Stated goal -
Return all entries precisely as they stand, without the images.

Dataset entries:
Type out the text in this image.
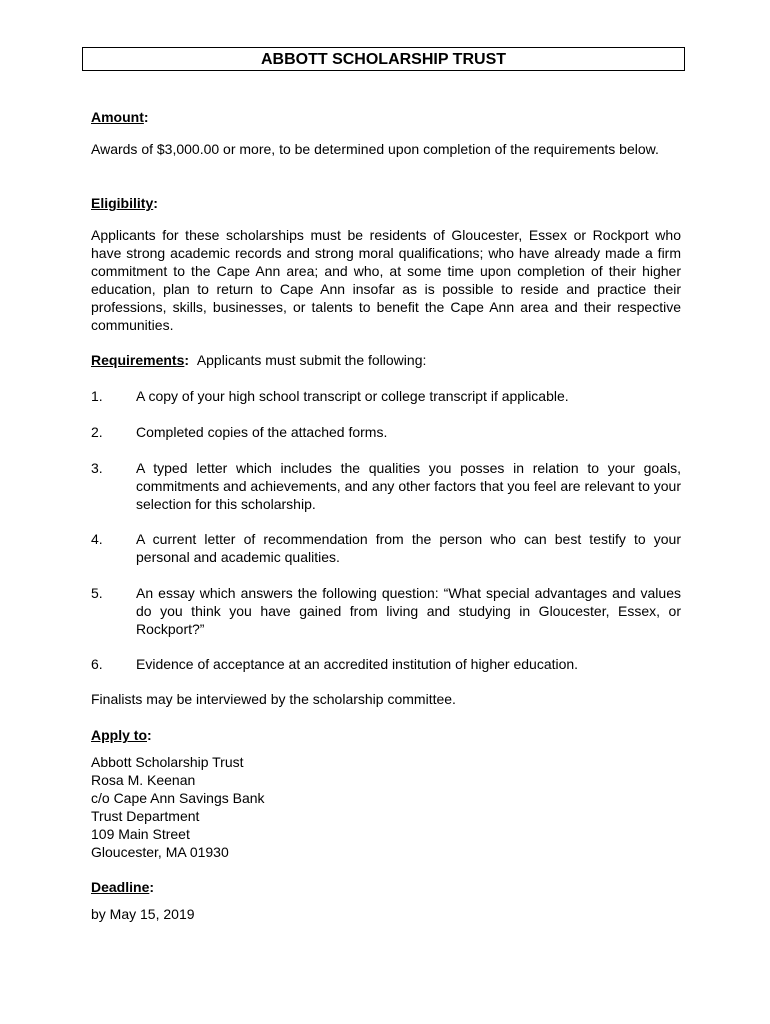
ABBOTT SCHOLARSHIP TRUST
Amount:

Awards of $3,000.00 or more, to be determined upon completion of the requirements below.

Eligibility:

Applicants for these scholarships must be residents of Gloucester, Essex or Rockport who have strong academic records and strong moral qualifications; who have already made a firm commitment to the Cape Ann area; and who, at some time upon completion of their higher education, plan to return to Cape Ann insofar as is possible to reside and practice their professions, skills, businesses, or talents to benefit the Cape Ann area and their respective communities.

Requirements: Applicants must submit the following:
1.	A copy of your high school transcript or college transcript if applicable.
2.	Completed copies of the attached forms.
3.	A typed letter which includes the qualities you posses in relation to your goals, commitments and achievements, and any other factors that you feel are relevant to your selection for this scholarship.
4.	A current letter of recommendation from the person who can best testify to your personal and academic qualities.
5.	An essay which answers the following question: “What special advantages and values do you think you have gained from living and studying in Gloucester, Essex, or Rockport?”
6.	Evidence of acceptance at an accredited institution of higher education.
Finalists may be interviewed by the scholarship committee.
Apply to:
Abbott Scholarship Trust
Rosa M. Keenan
c/o Cape Ann Savings Bank
Trust Department
109 Main Street
Gloucester, MA 01930
Deadline:
by May 15, 2019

Result -
Type out the text in this image.
ABBOTT SCHOLARSHIP TRUST
Amount:

Awards of $3,000.00 or more, to be determined upon completion of the requirements below.

Eligibility:

Applicants for these scholarships must be residents of Gloucester, Essex or Rockport who have strong academic records and strong moral qualifications; who have already made a firm commitment to the Cape Ann area; and who, at some time upon completion of their higher education, plan to return to Cape Ann insofar as is possible to reside and practice their professions, skills, businesses, or talents to benefit the Cape Ann area and their respective communities.

Requirements: Applicants must submit the following:
1.	A copy of your high school transcript or college transcript if applicable.
2.	Completed copies of the attached forms.
3.	A typed letter which includes the qualities you posses in relation to your goals, commitments and achievements, and any other factors that you feel are relevant to your selection for this scholarship.
4.	A current letter of recommendation from the person who can best testify to your personal and academic qualities.
5.	An essay which answers the following question: “What special advantages and values do you think you have gained from living and studying in Gloucester, Essex, or Rockport?”
6.	Evidence of acceptance at an accredited institution of higher education.
Finalists may be interviewed by the scholarship committee.
Apply to:
Abbott Scholarship Trust
Rosa M. Keenan
c/o Cape Ann Savings Bank
Trust Department
109 Main Street
Gloucester, MA 01930
Deadline:
by May 15, 2019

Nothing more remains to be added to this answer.